Output an exact reproduction of the data.

╭──

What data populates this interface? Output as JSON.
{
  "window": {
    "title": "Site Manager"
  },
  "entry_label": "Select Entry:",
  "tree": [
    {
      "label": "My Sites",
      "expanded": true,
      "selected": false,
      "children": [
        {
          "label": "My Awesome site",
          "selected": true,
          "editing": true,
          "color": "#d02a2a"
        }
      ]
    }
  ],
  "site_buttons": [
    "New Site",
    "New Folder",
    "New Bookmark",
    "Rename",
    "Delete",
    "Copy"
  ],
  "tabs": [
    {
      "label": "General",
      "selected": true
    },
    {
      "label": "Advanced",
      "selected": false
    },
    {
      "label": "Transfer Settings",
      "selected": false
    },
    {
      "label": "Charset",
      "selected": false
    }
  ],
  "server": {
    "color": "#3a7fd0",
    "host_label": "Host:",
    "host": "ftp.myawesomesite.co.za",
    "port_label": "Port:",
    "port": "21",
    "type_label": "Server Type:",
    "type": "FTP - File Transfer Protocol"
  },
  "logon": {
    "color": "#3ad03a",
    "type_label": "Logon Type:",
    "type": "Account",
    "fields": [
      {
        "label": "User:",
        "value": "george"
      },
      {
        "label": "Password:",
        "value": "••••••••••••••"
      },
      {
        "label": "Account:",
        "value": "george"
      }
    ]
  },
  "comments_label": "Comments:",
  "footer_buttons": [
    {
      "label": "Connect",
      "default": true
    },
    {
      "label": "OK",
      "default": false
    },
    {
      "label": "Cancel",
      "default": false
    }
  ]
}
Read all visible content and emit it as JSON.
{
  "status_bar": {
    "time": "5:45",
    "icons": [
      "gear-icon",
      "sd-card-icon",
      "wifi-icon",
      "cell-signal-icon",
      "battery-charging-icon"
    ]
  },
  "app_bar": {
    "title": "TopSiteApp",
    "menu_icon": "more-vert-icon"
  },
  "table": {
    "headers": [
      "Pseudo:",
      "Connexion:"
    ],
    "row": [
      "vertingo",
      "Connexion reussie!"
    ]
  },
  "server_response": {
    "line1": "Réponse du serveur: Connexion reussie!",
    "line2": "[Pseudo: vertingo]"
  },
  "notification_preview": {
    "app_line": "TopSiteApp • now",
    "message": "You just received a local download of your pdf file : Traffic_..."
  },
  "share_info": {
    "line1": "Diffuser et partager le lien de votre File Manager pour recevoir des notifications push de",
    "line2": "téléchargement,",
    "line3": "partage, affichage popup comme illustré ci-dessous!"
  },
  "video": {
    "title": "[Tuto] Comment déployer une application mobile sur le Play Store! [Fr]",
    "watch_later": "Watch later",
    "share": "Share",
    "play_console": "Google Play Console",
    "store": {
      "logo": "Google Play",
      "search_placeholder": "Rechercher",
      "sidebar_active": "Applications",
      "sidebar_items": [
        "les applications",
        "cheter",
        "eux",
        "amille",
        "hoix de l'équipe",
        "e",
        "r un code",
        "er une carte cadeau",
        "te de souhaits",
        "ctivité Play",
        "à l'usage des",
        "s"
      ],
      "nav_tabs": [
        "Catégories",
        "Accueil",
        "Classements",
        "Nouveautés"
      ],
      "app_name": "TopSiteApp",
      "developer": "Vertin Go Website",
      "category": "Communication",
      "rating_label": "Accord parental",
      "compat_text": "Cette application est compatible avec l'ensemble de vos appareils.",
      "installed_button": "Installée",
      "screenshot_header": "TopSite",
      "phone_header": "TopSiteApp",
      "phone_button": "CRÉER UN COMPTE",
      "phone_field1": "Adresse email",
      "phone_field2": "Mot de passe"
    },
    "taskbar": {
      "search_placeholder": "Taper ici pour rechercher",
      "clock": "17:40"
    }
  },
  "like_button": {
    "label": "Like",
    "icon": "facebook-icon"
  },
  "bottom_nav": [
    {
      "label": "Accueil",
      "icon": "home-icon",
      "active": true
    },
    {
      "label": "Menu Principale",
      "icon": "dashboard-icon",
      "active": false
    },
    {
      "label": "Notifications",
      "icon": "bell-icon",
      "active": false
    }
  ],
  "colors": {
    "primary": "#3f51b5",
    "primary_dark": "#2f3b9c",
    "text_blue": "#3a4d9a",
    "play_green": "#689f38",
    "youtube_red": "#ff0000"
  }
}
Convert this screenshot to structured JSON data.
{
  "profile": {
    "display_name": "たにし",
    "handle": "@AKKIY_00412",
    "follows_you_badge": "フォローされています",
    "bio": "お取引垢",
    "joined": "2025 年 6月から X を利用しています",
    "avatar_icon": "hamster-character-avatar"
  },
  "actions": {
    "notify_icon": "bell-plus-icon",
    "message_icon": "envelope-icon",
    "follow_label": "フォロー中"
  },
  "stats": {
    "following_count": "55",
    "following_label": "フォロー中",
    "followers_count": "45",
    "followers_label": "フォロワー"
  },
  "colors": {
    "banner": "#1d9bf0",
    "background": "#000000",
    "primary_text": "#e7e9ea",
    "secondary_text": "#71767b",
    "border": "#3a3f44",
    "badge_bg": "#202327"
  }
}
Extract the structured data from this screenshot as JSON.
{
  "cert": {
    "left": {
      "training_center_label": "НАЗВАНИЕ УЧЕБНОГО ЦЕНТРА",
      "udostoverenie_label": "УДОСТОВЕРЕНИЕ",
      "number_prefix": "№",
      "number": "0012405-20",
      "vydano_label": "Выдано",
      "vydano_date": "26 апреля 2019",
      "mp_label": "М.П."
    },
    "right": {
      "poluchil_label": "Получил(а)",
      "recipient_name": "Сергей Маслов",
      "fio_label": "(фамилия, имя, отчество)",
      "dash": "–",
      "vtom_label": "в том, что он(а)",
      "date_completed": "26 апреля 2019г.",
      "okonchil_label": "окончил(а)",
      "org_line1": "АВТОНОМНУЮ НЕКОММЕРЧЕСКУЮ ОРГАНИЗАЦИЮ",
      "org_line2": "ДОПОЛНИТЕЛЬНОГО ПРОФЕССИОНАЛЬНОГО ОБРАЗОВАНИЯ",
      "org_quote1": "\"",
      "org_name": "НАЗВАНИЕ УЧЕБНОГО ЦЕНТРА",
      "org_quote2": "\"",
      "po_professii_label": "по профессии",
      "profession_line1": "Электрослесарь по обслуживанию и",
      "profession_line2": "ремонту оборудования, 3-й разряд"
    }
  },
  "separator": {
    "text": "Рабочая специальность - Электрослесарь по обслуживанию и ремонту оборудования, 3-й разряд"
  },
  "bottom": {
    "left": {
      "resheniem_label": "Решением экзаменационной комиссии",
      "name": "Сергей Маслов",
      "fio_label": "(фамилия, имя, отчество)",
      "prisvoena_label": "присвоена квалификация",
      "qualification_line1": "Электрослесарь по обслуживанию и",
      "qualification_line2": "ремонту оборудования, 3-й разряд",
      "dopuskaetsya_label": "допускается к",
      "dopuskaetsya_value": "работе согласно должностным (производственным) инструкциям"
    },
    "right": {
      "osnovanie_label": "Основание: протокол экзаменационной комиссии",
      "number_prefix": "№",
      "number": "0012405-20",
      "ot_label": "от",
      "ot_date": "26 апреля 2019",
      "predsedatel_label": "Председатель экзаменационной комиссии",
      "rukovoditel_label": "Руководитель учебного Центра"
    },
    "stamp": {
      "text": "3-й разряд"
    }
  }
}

╰──

Exercise answer:
What data populates this interface? Output as JSON.
{
  "window": {
    "title": "Site Manager"
  },
  "entry_label": "Select Entry:",
  "tree": [
    {
      "label": "My Sites",
      "expanded": true,
      "selected": false,
      "children": [
        {
          "label": "My Awesome site",
          "selected": true,
          "editing": true,
          "color": "#d02a2a"
        }
      ]
    }
  ],
  "site_buttons": [
    "New Site",
    "New Folder",
    "New Bookmark",
    "Rename",
    "Delete",
    "Copy"
  ],
  "tabs": [
    {
      "label": "General",
      "selected": true
    },
    {
      "label": "Advanced",
      "selected": false
    },
    {
      "label": "Transfer Settings",
      "selected": false
    },
    {
      "label": "Charset",
      "selected": false
    }
  ],
  "server": {
    "color": "#3a7fd0",
    "host_label": "Host:",
    "host": "ftp.myawesomesite.co.za",
    "port_label": "Port:",
    "port": "21",
    "type_label": "Server Type:",
    "type": "FTP - File Transfer Protocol"
  },
  "logon": {
    "color": "#3ad03a",
    "type_label": "Logon Type:",
    "type": "Account",
    "fields": [
      {
        "label": "User:",
        "value": "george"
      },
      {
        "label": "Password:",
        "value": "••••••••••••••"
      },
      {
        "label": "Account:",
        "value": "george"
      }
    ]
  },
  "comments_label": "Comments:",
  "footer_buttons": [
    {
      "label": "Connect",
      "default": true
    },
    {
      "label": "OK",
      "default": false
    },
    {
      "label": "Cancel",
      "default": false
    }
  ]
}
Read all visible content and emit it as JSON.
{
  "status_bar": {
    "time": "5:45",
    "icons": [
      "gear-icon",
      "sd-card-icon",
      "wifi-icon",
      "cell-signal-icon",
      "battery-charging-icon"
    ]
  },
  "app_bar": {
    "title": "TopSiteApp",
    "menu_icon": "more-vert-icon"
  },
  "table": {
    "headers": [
      "Pseudo:",
      "Connexion:"
    ],
    "row": [
      "vertingo",
      "Connexion reussie!"
    ]
  },
  "server_response": {
    "line1": "Réponse du serveur: Connexion reussie!",
    "line2": "[Pseudo: vertingo]"
  },
  "notification_preview": {
    "app_line": "TopSiteApp • now",
    "message": "You just received a local download of your pdf file : Traffic_..."
  },
  "share_info": {
    "line1": "Diffuser et partager le lien de votre File Manager pour recevoir des notifications push de",
    "line2": "téléchargement,",
    "line3": "partage, affichage popup comme illustré ci-dessous!"
  },
  "video": {
    "title": "[Tuto] Comment déployer une application mobile sur le Play Store! [Fr]",
    "watch_later": "Watch later",
    "share": "Share",
    "play_console": "Google Play Console",
    "store": {
      "logo": "Google Play",
      "search_placeholder": "Rechercher",
      "sidebar_active": "Applications",
      "sidebar_items": [
        "les applications",
        "cheter",
        "eux",
        "amille",
        "hoix de l'équipe",
        "e",
        "r un code",
        "er une carte cadeau",
        "te de souhaits",
        "ctivité Play",
        "à l'usage des",
        "s"
      ],
      "nav_tabs": [
        "Catégories",
        "Accueil",
        "Classements",
        "Nouveautés"
      ],
      "app_name": "TopSiteApp",
      "developer": "Vertin Go Website",
      "category": "Communication",
      "rating_label": "Accord parental",
      "compat_text": "Cette application est compatible avec l'ensemble de vos appareils.",
      "installed_button": "Installée",
      "screenshot_header": "TopSite",
      "phone_header": "TopSiteApp",
      "phone_button": "CRÉER UN COMPTE",
      "phone_field1": "Adresse email",
      "phone_field2": "Mot de passe"
    },
    "taskbar": {
      "search_placeholder": "Taper ici pour rechercher",
      "clock": "17:40"
    }
  },
  "like_button": {
    "label": "Like",
    "icon": "facebook-icon"
  },
  "bottom_nav": [
    {
      "label": "Accueil",
      "icon": "home-icon",
      "active": true
    },
    {
      "label": "Menu Principale",
      "icon": "dashboard-icon",
      "active": false
    },
    {
      "label": "Notifications",
      "icon": "bell-icon",
      "active": false
    }
  ],
  "colors": {
    "primary": "#3f51b5",
    "primary_dark": "#2f3b9c",
    "text_blue": "#3a4d9a",
    "play_green": "#689f38",
    "youtube_red": "#ff0000"
  }
}
Convert this screenshot to structured JSON data.
{
  "profile": {
    "display_name": "たにし",
    "handle": "@AKKIY_00412",
    "follows_you_badge": "フォローされています",
    "bio": "お取引垢",
    "joined": "2025 年 6月から X を利用しています",
    "avatar_icon": "hamster-character-avatar"
  },
  "actions": {
    "notify_icon": "bell-plus-icon",
    "message_icon": "envelope-icon",
    "follow_label": "フォロー中"
  },
  "stats": {
    "following_count": "55",
    "following_label": "フォロー中",
    "followers_count": "45",
    "followers_label": "フォロワー"
  },
  "colors": {
    "banner": "#1d9bf0",
    "background": "#000000",
    "primary_text": "#e7e9ea",
    "secondary_text": "#71767b",
    "border": "#3a3f44",
    "badge_bg": "#202327"
  }
}
Extract the structured data from this screenshot as JSON.
{
  "cert": {
    "left": {
      "training_center_label": "НАЗВАНИЕ УЧЕБНОГО ЦЕНТРА",
      "udostoverenie_label": "УДОСТОВЕРЕНИЕ",
      "number_prefix": "№",
      "number": "0012405-20",
      "vydano_label": "Выдано",
      "vydano_date": "26 апреля 2019",
      "mp_label": "М.П."
    },
    "right": {
      "poluchil_label": "Получил(а)",
      "recipient_name": "Сергей Маслов",
      "fio_label": "(фамилия, имя, отчество)",
      "dash": "–",
      "vtom_label": "в том, что он(а)",
      "date_completed": "26 апреля 2019г.",
      "okonchil_label": "окончил(а)",
      "org_line1": "АВТОНОМНУЮ НЕКОММЕРЧЕСКУЮ ОРГАНИЗАЦИЮ",
      "org_line2": "ДОПОЛНИТЕЛЬНОГО ПРОФЕССИОНАЛЬНОГО ОБРАЗОВАНИЯ",
      "org_quote1": "\"",
      "org_name": "НАЗВАНИЕ УЧЕБНОГО ЦЕНТРА",
      "org_quote2": "\"",
      "po_professii_label": "по профессии",
      "profession_line1": "Электрослесарь по обслуживанию и",
      "profession_line2": "ремонту оборудования, 3-й разряд"
    }
  },
  "separator": {
    "text": "Рабочая специальность - Электрослесарь по обслуживанию и ремонту оборудования, 3-й разряд"
  },
  "bottom": {
    "left": {
      "resheniem_label": "Решением экзаменационной комиссии",
      "name": "Сергей Маслов",
      "fio_label": "(фамилия, имя, отчество)",
      "prisvoena_label": "присвоена квалификация",
      "qualification_line1": "Электрослесарь по обслуживанию и",
      "qualification_line2": "ремонту оборудования, 3-й разряд",
      "dopuskaetsya_label": "допускается к",
      "dopuskaetsya_value": "работе согласно должностным (производственным) инструкциям"
    },
    "right": {
      "osnovanie_label": "Основание: протокол экзаменационной комиссии",
      "number_prefix": "№",
      "number": "0012405-20",
      "ot_label": "от",
      "ot_date": "26 апреля 2019",
      "predsedatel_label": "Председатель экзаменационной комиссии",
      "rukovoditel_label": "Руководитель учебного Центра"
    },
    "stamp": {
      "text": "3-й разряд"
    }
  }
}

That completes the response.